►
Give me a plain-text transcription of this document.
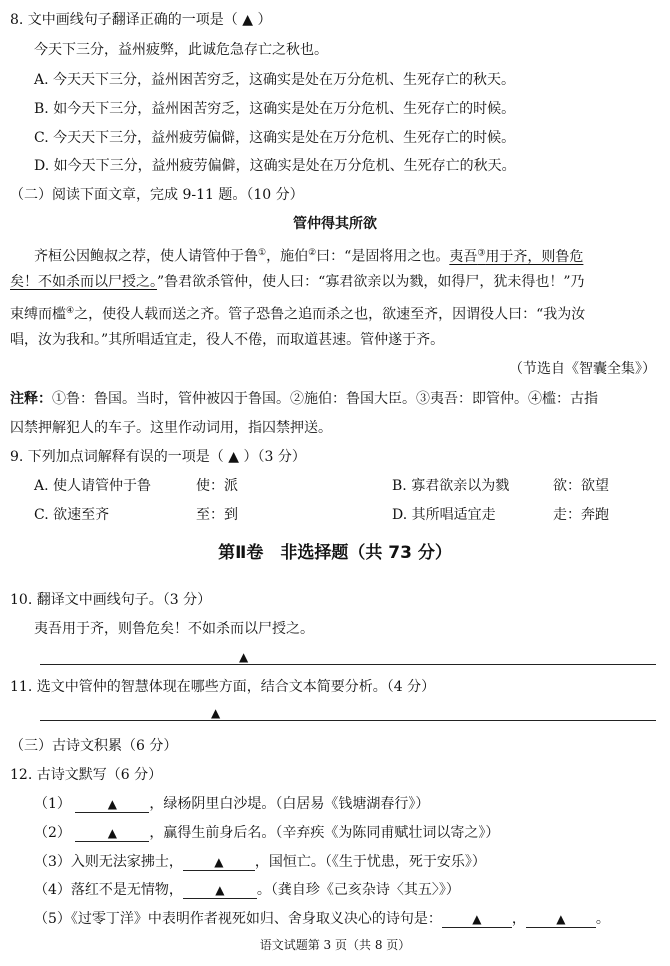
8. 文中画线句子翻译正确的一项是（ ▲ ）
今天下三分，益州疲弊，此诚危急存亡之秋也。
A. 今天天下三分，益州困苦穷乏，这确实是处在万分危机、生死存亡的秋天。
B. 如今天下三分，益州困苦穷乏，这确实是处在万分危机、生死存亡的时候。
C. 今天天下三分，益州疲劳偏僻，这确实是处在万分危机、生死存亡的时候。
D. 如今天下三分，益州疲劳偏僻，这确实是处在万分危机、生死存亡的秋天。
（二）阅读下面文章，完成 9-11 题。（10 分）
管仲得其所欲
齐桓公因鲍叔之荐，使人请管仲于鲁①，施伯②曰：“是固将用之也。夷吾③用于齐，则鲁危
矣！不如杀而以尸授之。”鲁君欲杀管仲，使人曰：“寡君欲亲以为戮，如得尸，犹未得也！”乃
束缚而槛④之，使役人载而送之齐。管子恐鲁之追而杀之也，欲速至齐，因谓役人曰：“我为汝
唱，汝为我和。”其所唱适宜走，役人不倦，而取道甚速。管仲遂于齐。
（节选自《智囊全集》）
注释：①鲁：鲁国。当时，管仲被囚于鲁国。②施伯：鲁国大臣。③夷吾：即管仲。④槛：古指
囚禁押解犯人的车子。这里作动词用，指囚禁押送。
9. 下列加点词解释有误的一项是（ ▲ ）（3 分）
A. 使人请管仲于鲁	使：派	B. 寡君欲亲以为戮	欲：欲望
C. 欲速至齐	至：到	D. 其所唱适宜走	走：奔跑
第Ⅱ卷　非选择题（共 73 分）
10. 翻译文中画线句子。（3 分）
夷吾用于齐，则鲁危矣！不如杀而以尸授之。
▲
11. 选文中管仲的智慧体现在哪些方面，结合文本简要分析。（4 分）
▲
（三）古诗文积累（6 分）
12. 古诗文默写（6 分）
（1）	▲ ，绿杨阴里白沙堤。（白居易《钱塘湖春行》）
（2）	▲ ，赢得生前身后名。（辛弃疾《为陈同甫赋壮词以寄之》）
（3）入则无法家拂士，	▲ ，国恒亡。（《生于忧患，死于安乐》）
（4）落红不是无情物，	▲ 。（龚自珍《己亥杂诗〈其五〉》）
（5）《过零丁洋》中表明作者视死如归、舍身取义决心的诗句是：	▲ ，	▲ 。
语文试题第 3 页（共 8 页）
◄
Make an exact copy of the data, leaving its pictures out.

WRITTEN RESPONSE
Give me a plain-text transcription of this document.
8. 文中画线句子翻译正确的一项是（ ▲ ）
今天下三分，益州疲弊，此诚危急存亡之秋也。
A. 今天天下三分，益州困苦穷乏，这确实是处在万分危机、生死存亡的秋天。
B. 如今天下三分，益州困苦穷乏，这确实是处在万分危机、生死存亡的时候。
C. 今天天下三分，益州疲劳偏僻，这确实是处在万分危机、生死存亡的时候。
D. 如今天下三分，益州疲劳偏僻，这确实是处在万分危机、生死存亡的秋天。
（二）阅读下面文章，完成 9-11 题。（10 分）
管仲得其所欲
齐桓公因鲍叔之荐，使人请管仲于鲁①，施伯②曰：“是固将用之也。夷吾③用于齐，则鲁危
矣！不如杀而以尸授之。”鲁君欲杀管仲，使人曰：“寡君欲亲以为戮，如得尸，犹未得也！”乃
束缚而槛④之，使役人载而送之齐。管子恐鲁之追而杀之也，欲速至齐，因谓役人曰：“我为汝
唱，汝为我和。”其所唱适宜走，役人不倦，而取道甚速。管仲遂于齐。
（节选自《智囊全集》）
注释：①鲁：鲁国。当时，管仲被囚于鲁国。②施伯：鲁国大臣。③夷吾：即管仲。④槛：古指
囚禁押解犯人的车子。这里作动词用，指囚禁押送。
9. 下列加点词解释有误的一项是（ ▲ ）（3 分）
A. 使人请管仲于鲁	使：派	B. 寡君欲亲以为戮	欲：欲望
C. 欲速至齐	至：到	D. 其所唱适宜走	走：奔跑
第Ⅱ卷　非选择题（共 73 分）
10. 翻译文中画线句子。（3 分）
夷吾用于齐，则鲁危矣！不如杀而以尸授之。
▲
11. 选文中管仲的智慧体现在哪些方面，结合文本简要分析。（4 分）
▲
（三）古诗文积累（6 分）
12. 古诗文默写（6 分）
（1）	▲ ，绿杨阴里白沙堤。（白居易《钱塘湖春行》）
（2）	▲ ，赢得生前身后名。（辛弃疾《为陈同甫赋壮词以寄之》）
（3）入则无法家拂士，	▲ ，国恒亡。（《生于忧患，死于安乐》）
（4）落红不是无情物，	▲ 。（龚自珍《己亥杂诗〈其五〉》）
（5）《过零丁洋》中表明作者视死如归、舍身取义决心的诗句是：	▲ ，	▲ 。
语文试题第 3 页（共 8 页）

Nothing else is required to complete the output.